=== What the exercise asks ===
Filter the records, keeping every line that has the string "Total".

=== Data for this task ===
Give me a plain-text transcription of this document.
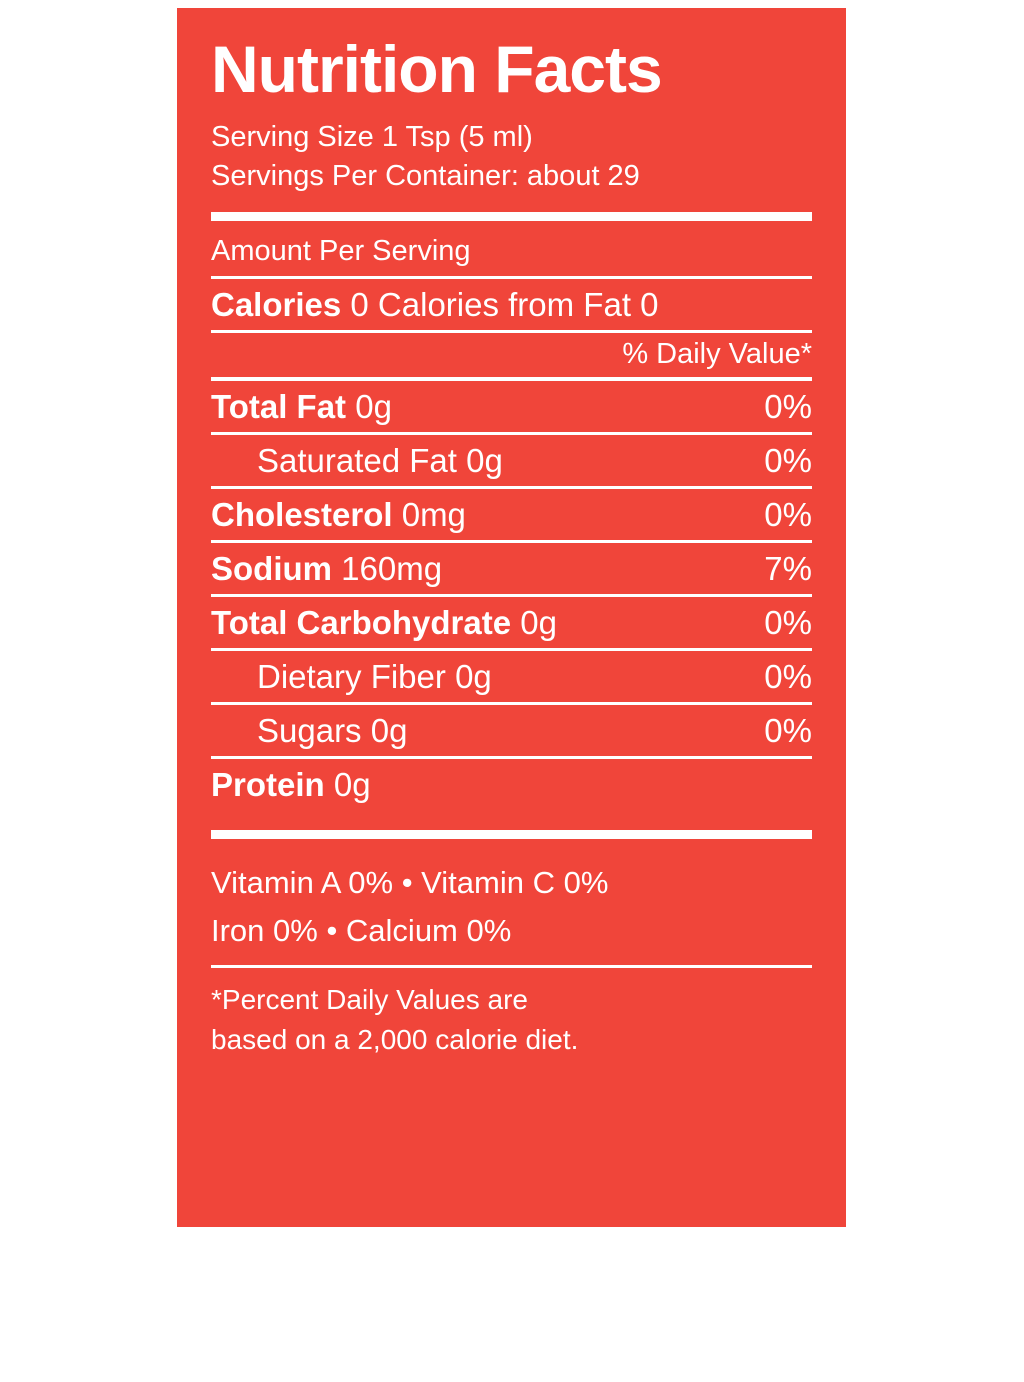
Nutrition Facts
Serving Size 1 Tsp (5 ml)
Servings Per Container: about 29
Amount Per Serving
Calories 0 Calories from Fat 0
% Daily Value*
Total Fat 0g	0%
Saturated Fat 0g	0%
Cholesterol 0mg	0%
Sodium 160mg	7%
Total Carbohydrate 0g	0%
Dietary Fiber 0g	0%
Sugars 0g	0%
Protein 0g
Vitamin A 0% • Vitamin C 0%
Iron 0% • Calcium 0%
*Percent Daily Values are
based on a 2,000 calorie diet.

=== Answer section ===
Total Fat 0g	0%
Total Carbohydrate 0g	0%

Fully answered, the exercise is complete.